** START RECORD EXCERPTS **

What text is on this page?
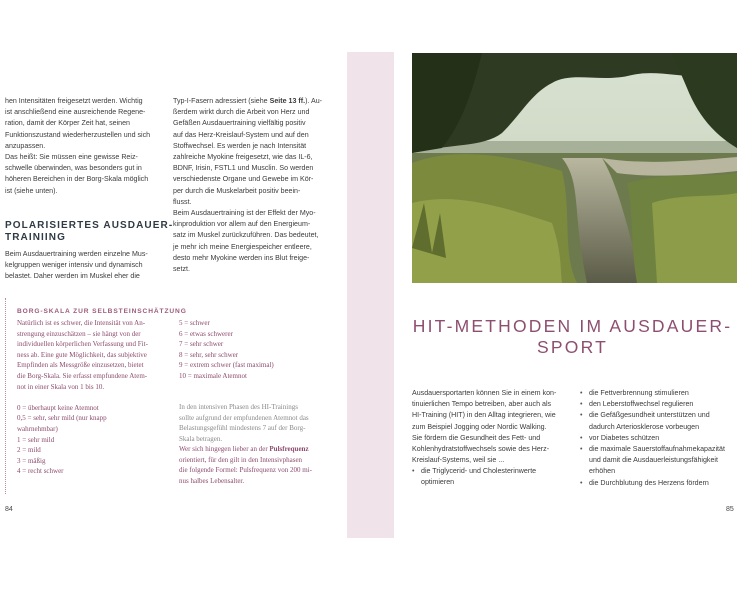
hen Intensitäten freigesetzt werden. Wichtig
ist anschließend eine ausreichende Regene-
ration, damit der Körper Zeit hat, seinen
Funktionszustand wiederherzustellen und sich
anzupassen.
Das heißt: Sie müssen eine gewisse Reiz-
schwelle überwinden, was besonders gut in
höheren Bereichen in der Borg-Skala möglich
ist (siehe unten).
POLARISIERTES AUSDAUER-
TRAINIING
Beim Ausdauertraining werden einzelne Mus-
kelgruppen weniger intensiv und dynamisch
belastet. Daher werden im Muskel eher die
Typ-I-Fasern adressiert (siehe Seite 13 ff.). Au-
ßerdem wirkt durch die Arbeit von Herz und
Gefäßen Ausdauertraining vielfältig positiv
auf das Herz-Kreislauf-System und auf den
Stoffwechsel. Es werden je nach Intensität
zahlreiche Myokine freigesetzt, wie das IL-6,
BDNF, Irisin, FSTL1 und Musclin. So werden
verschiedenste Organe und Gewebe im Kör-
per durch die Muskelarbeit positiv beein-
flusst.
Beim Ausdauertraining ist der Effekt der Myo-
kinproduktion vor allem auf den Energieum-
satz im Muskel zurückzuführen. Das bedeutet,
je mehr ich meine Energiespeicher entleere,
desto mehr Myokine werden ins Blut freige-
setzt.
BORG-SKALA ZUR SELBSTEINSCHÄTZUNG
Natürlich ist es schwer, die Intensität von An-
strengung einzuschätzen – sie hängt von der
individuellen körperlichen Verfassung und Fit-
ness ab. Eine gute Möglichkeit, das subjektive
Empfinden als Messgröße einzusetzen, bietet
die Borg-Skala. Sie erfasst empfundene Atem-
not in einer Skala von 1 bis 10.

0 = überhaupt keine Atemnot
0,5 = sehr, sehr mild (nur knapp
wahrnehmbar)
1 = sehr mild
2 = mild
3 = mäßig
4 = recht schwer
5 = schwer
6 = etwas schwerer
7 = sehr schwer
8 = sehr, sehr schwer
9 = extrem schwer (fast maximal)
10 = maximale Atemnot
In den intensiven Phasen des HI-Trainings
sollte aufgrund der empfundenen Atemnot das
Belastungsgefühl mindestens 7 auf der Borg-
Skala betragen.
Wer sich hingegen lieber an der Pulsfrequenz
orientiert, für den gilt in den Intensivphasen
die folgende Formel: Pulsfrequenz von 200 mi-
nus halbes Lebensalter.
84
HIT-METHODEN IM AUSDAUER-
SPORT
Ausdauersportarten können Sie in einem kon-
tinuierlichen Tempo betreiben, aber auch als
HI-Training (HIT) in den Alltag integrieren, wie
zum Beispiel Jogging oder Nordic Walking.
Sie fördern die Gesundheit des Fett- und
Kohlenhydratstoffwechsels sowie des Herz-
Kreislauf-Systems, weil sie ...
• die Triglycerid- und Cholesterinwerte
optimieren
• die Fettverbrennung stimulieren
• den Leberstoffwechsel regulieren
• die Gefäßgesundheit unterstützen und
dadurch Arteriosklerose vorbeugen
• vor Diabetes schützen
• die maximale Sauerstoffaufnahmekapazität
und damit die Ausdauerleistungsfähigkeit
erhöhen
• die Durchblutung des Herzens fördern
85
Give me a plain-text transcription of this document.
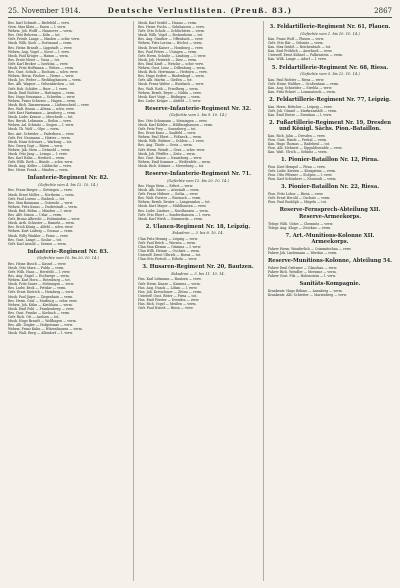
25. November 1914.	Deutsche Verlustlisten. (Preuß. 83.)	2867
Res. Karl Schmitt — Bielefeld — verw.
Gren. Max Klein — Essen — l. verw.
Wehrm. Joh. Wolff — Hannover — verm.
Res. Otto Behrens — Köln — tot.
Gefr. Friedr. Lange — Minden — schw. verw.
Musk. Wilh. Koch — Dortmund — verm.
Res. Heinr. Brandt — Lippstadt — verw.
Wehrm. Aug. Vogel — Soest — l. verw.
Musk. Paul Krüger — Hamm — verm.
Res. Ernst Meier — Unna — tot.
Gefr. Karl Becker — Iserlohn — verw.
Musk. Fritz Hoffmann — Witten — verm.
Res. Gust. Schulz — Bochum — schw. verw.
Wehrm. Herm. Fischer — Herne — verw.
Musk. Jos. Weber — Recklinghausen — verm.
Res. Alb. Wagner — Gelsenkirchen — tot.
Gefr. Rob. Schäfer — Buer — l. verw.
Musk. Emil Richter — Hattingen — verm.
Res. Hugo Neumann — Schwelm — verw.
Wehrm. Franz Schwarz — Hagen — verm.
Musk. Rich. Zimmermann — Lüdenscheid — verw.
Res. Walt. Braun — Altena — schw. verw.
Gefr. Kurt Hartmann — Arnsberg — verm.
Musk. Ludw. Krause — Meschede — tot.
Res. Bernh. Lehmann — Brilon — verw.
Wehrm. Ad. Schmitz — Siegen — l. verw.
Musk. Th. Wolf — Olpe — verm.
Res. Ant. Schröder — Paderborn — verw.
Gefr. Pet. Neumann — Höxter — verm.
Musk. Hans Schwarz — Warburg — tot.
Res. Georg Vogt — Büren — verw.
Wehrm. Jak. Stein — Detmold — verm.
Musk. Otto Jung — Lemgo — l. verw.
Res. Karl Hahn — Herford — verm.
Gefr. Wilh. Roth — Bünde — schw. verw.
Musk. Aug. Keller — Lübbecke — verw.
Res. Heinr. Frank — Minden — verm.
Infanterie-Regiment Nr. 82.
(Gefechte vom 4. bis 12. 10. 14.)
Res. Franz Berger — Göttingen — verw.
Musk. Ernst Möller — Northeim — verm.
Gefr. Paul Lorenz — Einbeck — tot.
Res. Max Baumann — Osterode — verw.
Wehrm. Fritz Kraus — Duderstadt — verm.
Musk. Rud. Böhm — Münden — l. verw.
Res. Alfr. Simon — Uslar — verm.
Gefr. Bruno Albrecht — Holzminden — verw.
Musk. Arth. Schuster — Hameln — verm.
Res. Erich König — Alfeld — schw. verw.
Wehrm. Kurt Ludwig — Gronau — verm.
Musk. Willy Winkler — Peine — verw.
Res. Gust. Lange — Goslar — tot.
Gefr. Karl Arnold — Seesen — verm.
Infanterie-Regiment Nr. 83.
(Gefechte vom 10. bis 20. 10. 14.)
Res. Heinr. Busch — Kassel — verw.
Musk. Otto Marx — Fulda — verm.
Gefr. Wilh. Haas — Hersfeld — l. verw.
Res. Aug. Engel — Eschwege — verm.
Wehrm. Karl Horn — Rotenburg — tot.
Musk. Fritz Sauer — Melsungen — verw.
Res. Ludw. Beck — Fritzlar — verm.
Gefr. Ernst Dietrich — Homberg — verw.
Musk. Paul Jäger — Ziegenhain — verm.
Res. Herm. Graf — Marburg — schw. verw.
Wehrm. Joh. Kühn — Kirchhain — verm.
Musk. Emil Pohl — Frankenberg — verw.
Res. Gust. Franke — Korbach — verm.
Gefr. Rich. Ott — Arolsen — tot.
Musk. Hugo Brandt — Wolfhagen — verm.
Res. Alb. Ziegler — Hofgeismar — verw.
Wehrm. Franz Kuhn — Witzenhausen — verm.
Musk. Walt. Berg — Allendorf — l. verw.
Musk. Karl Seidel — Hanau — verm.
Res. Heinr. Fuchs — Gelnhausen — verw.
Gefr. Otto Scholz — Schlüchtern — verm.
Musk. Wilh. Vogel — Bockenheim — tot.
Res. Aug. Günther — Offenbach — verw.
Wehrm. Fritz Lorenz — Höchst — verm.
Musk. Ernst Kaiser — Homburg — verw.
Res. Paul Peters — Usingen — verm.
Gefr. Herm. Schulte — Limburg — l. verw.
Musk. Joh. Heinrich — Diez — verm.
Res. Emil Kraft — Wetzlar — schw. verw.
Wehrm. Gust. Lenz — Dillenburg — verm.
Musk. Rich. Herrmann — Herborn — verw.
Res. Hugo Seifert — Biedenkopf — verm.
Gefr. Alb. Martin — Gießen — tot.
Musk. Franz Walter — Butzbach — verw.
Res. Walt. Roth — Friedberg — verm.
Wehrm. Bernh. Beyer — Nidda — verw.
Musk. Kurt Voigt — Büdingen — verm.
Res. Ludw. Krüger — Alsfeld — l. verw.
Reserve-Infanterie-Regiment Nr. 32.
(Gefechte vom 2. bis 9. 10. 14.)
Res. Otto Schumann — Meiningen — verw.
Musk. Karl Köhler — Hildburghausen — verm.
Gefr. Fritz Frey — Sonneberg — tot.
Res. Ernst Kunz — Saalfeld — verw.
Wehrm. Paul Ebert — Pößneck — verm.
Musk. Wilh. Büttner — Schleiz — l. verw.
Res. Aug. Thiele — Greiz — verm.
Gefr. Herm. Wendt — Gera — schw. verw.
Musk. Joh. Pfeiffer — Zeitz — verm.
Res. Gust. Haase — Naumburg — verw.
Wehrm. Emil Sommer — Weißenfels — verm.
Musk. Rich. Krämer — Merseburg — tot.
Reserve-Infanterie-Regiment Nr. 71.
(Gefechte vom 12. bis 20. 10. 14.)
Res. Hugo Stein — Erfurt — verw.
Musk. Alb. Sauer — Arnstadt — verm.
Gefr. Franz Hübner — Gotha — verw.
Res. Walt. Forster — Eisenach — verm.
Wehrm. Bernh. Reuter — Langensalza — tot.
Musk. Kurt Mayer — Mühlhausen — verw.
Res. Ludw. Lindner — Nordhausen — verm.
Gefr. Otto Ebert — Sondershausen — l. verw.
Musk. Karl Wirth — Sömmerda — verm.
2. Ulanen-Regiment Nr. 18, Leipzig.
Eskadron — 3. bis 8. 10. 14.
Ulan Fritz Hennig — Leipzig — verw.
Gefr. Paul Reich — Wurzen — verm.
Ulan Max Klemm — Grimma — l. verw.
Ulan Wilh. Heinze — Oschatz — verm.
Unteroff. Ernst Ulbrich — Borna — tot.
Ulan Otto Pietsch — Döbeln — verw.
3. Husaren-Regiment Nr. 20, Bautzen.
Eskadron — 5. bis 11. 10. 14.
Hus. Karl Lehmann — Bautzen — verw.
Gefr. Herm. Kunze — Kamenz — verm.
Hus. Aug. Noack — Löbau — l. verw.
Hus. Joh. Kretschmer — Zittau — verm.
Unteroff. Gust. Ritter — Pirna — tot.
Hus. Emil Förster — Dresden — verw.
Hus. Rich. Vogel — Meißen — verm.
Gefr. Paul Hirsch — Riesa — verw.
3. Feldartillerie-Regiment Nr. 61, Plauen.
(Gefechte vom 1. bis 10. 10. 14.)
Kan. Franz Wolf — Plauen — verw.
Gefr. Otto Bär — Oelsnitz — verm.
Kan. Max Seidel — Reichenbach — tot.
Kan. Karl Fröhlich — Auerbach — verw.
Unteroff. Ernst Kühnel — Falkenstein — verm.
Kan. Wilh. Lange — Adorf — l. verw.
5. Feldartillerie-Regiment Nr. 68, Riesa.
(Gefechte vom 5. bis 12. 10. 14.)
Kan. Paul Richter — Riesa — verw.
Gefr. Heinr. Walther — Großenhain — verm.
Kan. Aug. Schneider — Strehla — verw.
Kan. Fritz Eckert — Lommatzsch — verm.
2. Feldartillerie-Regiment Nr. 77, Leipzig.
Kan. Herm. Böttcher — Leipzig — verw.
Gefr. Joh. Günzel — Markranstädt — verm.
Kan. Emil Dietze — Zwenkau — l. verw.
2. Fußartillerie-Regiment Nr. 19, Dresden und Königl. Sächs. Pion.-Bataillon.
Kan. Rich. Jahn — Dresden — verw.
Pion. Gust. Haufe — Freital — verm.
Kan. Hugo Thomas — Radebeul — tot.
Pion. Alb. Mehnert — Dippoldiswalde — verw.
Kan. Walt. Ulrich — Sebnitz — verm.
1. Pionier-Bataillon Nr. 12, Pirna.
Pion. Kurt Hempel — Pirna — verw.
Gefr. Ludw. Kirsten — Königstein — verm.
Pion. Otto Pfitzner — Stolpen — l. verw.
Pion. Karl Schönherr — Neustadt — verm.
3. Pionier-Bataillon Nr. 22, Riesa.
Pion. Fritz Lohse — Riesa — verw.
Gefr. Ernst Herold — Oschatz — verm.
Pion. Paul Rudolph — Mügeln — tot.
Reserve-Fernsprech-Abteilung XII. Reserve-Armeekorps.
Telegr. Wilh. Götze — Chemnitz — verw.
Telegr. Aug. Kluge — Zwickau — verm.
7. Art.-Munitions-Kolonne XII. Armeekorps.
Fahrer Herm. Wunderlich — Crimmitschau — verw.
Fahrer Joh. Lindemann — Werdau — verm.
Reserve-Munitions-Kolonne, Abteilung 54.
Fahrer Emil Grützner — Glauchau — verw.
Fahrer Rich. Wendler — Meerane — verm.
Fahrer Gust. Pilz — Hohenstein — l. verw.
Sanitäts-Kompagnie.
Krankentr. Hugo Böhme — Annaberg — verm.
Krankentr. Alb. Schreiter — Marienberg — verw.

** END RECORD EXCERPTS **

INSTRUCTION ▸ Look through the data above. Each line containing the word "Wilh" needs to be copied.

FULL OUTPUT ▸
Musk. Wilh. Koch — Dortmund — verm.
Gefr. Wilh. Roth — Bünde — schw. verw.
Gefr. Wilh. Haas — Hersfeld — l. verw.
Musk. Wilh. Vogel — Bockenheim — tot.
Musk. Wilh. Büttner — Schleiz — l. verw.
Ulan Wilh. Heinze — Oschatz — verm.
Kan. Wilh. Lange — Adorf — l. verw.
Telegr. Wilh. Götze — Chemnitz — verw.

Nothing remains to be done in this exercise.